[Stored data]
— Start —
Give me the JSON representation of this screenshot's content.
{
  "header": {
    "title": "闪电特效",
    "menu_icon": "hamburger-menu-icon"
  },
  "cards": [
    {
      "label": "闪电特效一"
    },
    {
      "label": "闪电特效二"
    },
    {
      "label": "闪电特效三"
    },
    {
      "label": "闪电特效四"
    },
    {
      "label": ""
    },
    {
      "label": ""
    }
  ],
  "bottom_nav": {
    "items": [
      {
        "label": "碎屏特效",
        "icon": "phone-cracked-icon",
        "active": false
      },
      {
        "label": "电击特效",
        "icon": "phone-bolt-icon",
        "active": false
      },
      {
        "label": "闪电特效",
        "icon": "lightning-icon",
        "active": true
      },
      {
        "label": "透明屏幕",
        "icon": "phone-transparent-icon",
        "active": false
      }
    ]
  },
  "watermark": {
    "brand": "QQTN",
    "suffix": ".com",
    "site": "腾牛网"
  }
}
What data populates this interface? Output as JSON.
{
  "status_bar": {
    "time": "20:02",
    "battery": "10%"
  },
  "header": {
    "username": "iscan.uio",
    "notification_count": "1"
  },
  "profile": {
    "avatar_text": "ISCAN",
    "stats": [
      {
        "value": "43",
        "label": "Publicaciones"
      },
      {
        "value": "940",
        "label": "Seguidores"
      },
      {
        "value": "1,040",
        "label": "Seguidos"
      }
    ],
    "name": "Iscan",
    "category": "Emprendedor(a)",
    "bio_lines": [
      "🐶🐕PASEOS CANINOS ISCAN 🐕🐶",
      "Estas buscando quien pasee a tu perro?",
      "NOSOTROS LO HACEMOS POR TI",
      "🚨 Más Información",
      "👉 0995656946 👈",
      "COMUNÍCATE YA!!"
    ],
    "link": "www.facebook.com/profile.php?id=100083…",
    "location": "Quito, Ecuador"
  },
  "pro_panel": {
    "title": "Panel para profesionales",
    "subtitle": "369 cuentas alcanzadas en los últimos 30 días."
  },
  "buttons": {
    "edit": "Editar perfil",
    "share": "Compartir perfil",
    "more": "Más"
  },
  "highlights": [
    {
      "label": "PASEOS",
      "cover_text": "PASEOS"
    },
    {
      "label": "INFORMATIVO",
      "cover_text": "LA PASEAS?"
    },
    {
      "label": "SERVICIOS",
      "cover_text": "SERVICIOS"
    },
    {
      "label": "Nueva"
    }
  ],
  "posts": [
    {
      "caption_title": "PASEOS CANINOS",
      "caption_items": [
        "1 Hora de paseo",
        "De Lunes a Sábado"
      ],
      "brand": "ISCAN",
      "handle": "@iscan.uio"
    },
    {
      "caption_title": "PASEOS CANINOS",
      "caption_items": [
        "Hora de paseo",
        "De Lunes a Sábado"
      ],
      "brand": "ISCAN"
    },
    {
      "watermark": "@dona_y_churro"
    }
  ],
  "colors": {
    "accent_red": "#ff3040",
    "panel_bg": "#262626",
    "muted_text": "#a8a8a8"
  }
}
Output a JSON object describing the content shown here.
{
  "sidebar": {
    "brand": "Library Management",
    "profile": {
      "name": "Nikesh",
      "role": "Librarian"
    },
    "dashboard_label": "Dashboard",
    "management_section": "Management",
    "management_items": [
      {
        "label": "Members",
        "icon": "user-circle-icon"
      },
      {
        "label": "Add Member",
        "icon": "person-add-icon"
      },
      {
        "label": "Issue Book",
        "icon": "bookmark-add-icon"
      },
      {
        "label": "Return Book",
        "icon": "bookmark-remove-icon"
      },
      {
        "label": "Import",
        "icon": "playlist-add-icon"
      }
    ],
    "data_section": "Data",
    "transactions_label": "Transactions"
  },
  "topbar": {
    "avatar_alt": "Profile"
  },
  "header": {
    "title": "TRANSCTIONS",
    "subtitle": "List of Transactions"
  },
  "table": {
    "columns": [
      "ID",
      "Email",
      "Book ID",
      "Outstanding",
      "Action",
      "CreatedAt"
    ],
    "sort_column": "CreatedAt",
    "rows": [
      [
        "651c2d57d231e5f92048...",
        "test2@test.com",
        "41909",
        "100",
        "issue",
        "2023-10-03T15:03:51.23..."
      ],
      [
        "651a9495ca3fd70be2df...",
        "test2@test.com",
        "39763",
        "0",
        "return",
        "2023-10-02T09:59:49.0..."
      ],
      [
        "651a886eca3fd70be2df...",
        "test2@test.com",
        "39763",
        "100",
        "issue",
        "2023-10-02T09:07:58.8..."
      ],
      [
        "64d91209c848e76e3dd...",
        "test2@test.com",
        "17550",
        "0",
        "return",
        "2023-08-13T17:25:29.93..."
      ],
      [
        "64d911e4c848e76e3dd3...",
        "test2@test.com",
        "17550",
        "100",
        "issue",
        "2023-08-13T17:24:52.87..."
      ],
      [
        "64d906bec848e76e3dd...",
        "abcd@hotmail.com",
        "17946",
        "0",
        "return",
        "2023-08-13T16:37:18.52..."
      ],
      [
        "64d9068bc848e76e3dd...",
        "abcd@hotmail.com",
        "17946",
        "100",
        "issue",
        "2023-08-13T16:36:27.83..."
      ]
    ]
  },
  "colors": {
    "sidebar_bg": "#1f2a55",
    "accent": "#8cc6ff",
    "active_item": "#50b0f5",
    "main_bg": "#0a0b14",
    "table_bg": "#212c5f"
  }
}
— End —
### EXERCISE GOAL
List each line holding the string "Transactions".

### ANSWER TO THE TASK
    "transactions_label": "Transactions"
    "subtitle": "List of Transactions"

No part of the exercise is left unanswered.